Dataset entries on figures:
%%
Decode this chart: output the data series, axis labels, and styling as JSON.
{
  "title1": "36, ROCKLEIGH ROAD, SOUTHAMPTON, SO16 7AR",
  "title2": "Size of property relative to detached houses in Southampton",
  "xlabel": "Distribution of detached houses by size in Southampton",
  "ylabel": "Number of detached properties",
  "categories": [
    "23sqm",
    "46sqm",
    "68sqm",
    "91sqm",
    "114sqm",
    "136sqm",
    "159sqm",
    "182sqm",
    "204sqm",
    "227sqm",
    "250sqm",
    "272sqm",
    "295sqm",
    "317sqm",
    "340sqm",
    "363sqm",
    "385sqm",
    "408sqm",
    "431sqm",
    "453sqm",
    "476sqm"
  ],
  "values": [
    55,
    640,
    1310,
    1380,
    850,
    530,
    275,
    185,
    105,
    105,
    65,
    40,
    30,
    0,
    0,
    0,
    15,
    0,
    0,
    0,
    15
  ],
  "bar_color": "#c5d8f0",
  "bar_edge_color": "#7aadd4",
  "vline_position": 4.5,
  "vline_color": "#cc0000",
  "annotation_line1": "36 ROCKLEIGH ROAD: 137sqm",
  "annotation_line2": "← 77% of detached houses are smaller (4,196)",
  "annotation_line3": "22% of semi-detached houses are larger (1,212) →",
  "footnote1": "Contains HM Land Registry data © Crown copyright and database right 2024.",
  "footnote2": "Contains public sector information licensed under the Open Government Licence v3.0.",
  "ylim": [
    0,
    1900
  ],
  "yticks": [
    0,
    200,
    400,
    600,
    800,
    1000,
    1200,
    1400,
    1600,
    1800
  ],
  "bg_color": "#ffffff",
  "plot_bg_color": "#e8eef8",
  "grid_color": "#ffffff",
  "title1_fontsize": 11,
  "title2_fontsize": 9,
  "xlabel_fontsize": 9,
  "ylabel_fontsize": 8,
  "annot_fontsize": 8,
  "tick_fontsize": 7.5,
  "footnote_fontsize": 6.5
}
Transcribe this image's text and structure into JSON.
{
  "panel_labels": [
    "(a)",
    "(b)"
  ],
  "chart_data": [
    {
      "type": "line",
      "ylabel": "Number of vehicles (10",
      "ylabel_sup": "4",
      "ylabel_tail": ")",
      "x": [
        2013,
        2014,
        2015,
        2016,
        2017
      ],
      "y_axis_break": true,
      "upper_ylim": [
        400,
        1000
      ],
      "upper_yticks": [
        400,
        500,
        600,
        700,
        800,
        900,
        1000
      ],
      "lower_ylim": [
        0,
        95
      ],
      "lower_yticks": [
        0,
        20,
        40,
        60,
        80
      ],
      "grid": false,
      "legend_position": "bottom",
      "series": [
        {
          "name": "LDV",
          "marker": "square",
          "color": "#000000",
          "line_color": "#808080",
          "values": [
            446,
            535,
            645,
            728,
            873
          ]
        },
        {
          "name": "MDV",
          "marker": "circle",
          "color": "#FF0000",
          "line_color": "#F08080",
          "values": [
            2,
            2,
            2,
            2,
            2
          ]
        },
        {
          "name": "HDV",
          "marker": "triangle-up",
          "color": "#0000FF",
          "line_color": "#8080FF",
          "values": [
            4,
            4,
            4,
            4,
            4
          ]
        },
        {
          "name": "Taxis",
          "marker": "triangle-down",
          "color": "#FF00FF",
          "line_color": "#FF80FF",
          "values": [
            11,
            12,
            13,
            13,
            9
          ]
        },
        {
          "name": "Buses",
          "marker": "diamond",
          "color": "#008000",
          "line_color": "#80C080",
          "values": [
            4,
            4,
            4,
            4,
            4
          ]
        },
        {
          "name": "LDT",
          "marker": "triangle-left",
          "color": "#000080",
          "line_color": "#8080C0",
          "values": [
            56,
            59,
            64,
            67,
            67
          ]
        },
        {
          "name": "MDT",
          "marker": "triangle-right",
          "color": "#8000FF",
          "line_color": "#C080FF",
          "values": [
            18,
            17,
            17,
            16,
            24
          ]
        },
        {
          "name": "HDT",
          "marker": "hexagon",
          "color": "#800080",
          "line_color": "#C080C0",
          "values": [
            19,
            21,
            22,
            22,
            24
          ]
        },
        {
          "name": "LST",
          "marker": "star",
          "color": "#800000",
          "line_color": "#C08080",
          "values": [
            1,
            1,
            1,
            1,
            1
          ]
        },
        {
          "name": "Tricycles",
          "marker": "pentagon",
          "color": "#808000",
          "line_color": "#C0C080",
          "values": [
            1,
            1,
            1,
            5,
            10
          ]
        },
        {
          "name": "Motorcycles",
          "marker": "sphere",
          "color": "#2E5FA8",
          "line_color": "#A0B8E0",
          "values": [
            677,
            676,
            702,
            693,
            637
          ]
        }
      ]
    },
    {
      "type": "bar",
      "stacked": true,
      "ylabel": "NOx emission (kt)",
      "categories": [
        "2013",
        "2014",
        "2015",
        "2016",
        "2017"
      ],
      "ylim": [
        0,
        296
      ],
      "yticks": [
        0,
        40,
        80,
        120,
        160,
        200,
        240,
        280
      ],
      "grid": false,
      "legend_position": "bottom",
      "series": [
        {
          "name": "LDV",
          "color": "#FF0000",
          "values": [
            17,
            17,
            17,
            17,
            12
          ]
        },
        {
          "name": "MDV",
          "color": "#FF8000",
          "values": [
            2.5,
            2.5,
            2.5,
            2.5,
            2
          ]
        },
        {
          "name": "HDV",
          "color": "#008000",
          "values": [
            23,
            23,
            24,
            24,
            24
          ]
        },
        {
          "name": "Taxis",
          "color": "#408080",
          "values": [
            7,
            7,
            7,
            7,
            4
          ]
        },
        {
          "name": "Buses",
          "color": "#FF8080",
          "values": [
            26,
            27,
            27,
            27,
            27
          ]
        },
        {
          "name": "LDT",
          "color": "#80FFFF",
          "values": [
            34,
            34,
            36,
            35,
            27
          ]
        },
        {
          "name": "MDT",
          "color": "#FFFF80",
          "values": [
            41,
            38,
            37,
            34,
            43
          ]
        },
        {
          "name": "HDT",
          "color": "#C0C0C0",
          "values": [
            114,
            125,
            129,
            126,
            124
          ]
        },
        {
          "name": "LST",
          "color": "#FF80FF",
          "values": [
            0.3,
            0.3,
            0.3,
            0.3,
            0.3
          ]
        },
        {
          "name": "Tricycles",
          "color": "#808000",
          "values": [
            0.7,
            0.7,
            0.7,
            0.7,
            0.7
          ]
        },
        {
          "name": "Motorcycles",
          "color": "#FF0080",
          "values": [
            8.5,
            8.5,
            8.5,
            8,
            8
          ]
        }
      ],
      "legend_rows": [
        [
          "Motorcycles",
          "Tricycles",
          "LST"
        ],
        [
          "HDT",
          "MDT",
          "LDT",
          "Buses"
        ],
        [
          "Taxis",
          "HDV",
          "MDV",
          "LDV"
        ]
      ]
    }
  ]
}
%%
- _WHAT IS BEING ASKED_
Go back to the listing above and please repeat it exactly.

- _FINISHED ANSWER_
Decode this chart: output the data series, axis labels, and styling as JSON.
{
  "title1": "36, ROCKLEIGH ROAD, SOUTHAMPTON, SO16 7AR",
  "title2": "Size of property relative to detached houses in Southampton",
  "xlabel": "Distribution of detached houses by size in Southampton",
  "ylabel": "Number of detached properties",
  "categories": [
    "23sqm",
    "46sqm",
    "68sqm",
    "91sqm",
    "114sqm",
    "136sqm",
    "159sqm",
    "182sqm",
    "204sqm",
    "227sqm",
    "250sqm",
    "272sqm",
    "295sqm",
    "317sqm",
    "340sqm",
    "363sqm",
    "385sqm",
    "408sqm",
    "431sqm",
    "453sqm",
    "476sqm"
  ],
  "values": [
    55,
    640,
    1310,
    1380,
    850,
    530,
    275,
    185,
    105,
    105,
    65,
    40,
    30,
    0,
    0,
    0,
    15,
    0,
    0,
    0,
    15
  ],
  "bar_color": "#c5d8f0",
  "bar_edge_color": "#7aadd4",
  "vline_position": 4.5,
  "vline_color": "#cc0000",
  "annotation_line1": "36 ROCKLEIGH ROAD: 137sqm",
  "annotation_line2": "← 77% of detached houses are smaller (4,196)",
  "annotation_line3": "22% of semi-detached houses are larger (1,212) →",
  "footnote1": "Contains HM Land Registry data © Crown copyright and database right 2024.",
  "footnote2": "Contains public sector information licensed under the Open Government Licence v3.0.",
  "ylim": [
    0,
    1900
  ],
  "yticks": [
    0,
    200,
    400,
    600,
    800,
    1000,
    1200,
    1400,
    1600,
    1800
  ],
  "bg_color": "#ffffff",
  "plot_bg_color": "#e8eef8",
  "grid_color": "#ffffff",
  "title1_fontsize": 11,
  "title2_fontsize": 9,
  "xlabel_fontsize": 9,
  "ylabel_fontsize": 8,
  "annot_fontsize": 8,
  "tick_fontsize": 7.5,
  "footnote_fontsize": 6.5
}
Transcribe this image's text and structure into JSON.
{
  "panel_labels": [
    "(a)",
    "(b)"
  ],
  "chart_data": [
    {
      "type": "line",
      "ylabel": "Number of vehicles (10",
      "ylabel_sup": "4",
      "ylabel_tail": ")",
      "x": [
        2013,
        2014,
        2015,
        2016,
        2017
      ],
      "y_axis_break": true,
      "upper_ylim": [
        400,
        1000
      ],
      "upper_yticks": [
        400,
        500,
        600,
        700,
        800,
        900,
        1000
      ],
      "lower_ylim": [
        0,
        95
      ],
      "lower_yticks": [
        0,
        20,
        40,
        60,
        80
      ],
      "grid": false,
      "legend_position": "bottom",
      "series": [
        {
          "name": "LDV",
          "marker": "square",
          "color": "#000000",
          "line_color": "#808080",
          "values": [
            446,
            535,
            645,
            728,
            873
          ]
        },
        {
          "name": "MDV",
          "marker": "circle",
          "color": "#FF0000",
          "line_color": "#F08080",
          "values": [
            2,
            2,
            2,
            2,
            2
          ]
        },
        {
          "name": "HDV",
          "marker": "triangle-up",
          "color": "#0000FF",
          "line_color": "#8080FF",
          "values": [
            4,
            4,
            4,
            4,
            4
          ]
        },
        {
          "name": "Taxis",
          "marker": "triangle-down",
          "color": "#FF00FF",
          "line_color": "#FF80FF",
          "values": [
            11,
            12,
            13,
            13,
            9
          ]
        },
        {
          "name": "Buses",
          "marker": "diamond",
          "color": "#008000",
          "line_color": "#80C080",
          "values": [
            4,
            4,
            4,
            4,
            4
          ]
        },
        {
          "name": "LDT",
          "marker": "triangle-left",
          "color": "#000080",
          "line_color": "#8080C0",
          "values": [
            56,
            59,
            64,
            67,
            67
          ]
        },
        {
          "name": "MDT",
          "marker": "triangle-right",
          "color": "#8000FF",
          "line_color": "#C080FF",
          "values": [
            18,
            17,
            17,
            16,
            24
          ]
        },
        {
          "name": "HDT",
          "marker": "hexagon",
          "color": "#800080",
          "line_color": "#C080C0",
          "values": [
            19,
            21,
            22,
            22,
            24
          ]
        },
        {
          "name": "LST",
          "marker": "star",
          "color": "#800000",
          "line_color": "#C08080",
          "values": [
            1,
            1,
            1,
            1,
            1
          ]
        },
        {
          "name": "Tricycles",
          "marker": "pentagon",
          "color": "#808000",
          "line_color": "#C0C080",
          "values": [
            1,
            1,
            1,
            5,
            10
          ]
        },
        {
          "name": "Motorcycles",
          "marker": "sphere",
          "color": "#2E5FA8",
          "line_color": "#A0B8E0",
          "values": [
            677,
            676,
            702,
            693,
            637
          ]
        }
      ]
    },
    {
      "type": "bar",
      "stacked": true,
      "ylabel": "NOx emission (kt)",
      "categories": [
        "2013",
        "2014",
        "2015",
        "2016",
        "2017"
      ],
      "ylim": [
        0,
        296
      ],
      "yticks": [
        0,
        40,
        80,
        120,
        160,
        200,
        240,
        280
      ],
      "grid": false,
      "legend_position": "bottom",
      "series": [
        {
          "name": "LDV",
          "color": "#FF0000",
          "values": [
            17,
            17,
            17,
            17,
            12
          ]
        },
        {
          "name": "MDV",
          "color": "#FF8000",
          "values": [
            2.5,
            2.5,
            2.5,
            2.5,
            2
          ]
        },
        {
          "name": "HDV",
          "color": "#008000",
          "values": [
            23,
            23,
            24,
            24,
            24
          ]
        },
        {
          "name": "Taxis",
          "color": "#408080",
          "values": [
            7,
            7,
            7,
            7,
            4
          ]
        },
        {
          "name": "Buses",
          "color": "#FF8080",
          "values": [
            26,
            27,
            27,
            27,
            27
          ]
        },
        {
          "name": "LDT",
          "color": "#80FFFF",
          "values": [
            34,
            34,
            36,
            35,
            27
          ]
        },
        {
          "name": "MDT",
          "color": "#FFFF80",
          "values": [
            41,
            38,
            37,
            34,
            43
          ]
        },
        {
          "name": "HDT",
          "color": "#C0C0C0",
          "values": [
            114,
            125,
            129,
            126,
            124
          ]
        },
        {
          "name": "LST",
          "color": "#FF80FF",
          "values": [
            0.3,
            0.3,
            0.3,
            0.3,
            0.3
          ]
        },
        {
          "name": "Tricycles",
          "color": "#808000",
          "values": [
            0.7,
            0.7,
            0.7,
            0.7,
            0.7
          ]
        },
        {
          "name": "Motorcycles",
          "color": "#FF0080",
          "values": [
            8.5,
            8.5,
            8.5,
            8,
            8
          ]
        }
      ],
      "legend_rows": [
        [
          "Motorcycles",
          "Tricycles",
          "LST"
        ],
        [
          "HDT",
          "MDT",
          "LDT",
          "Buses"
        ],
        [
          "Taxis",
          "HDV",
          "MDV",
          "LDV"
        ]
      ]
    }
  ]
}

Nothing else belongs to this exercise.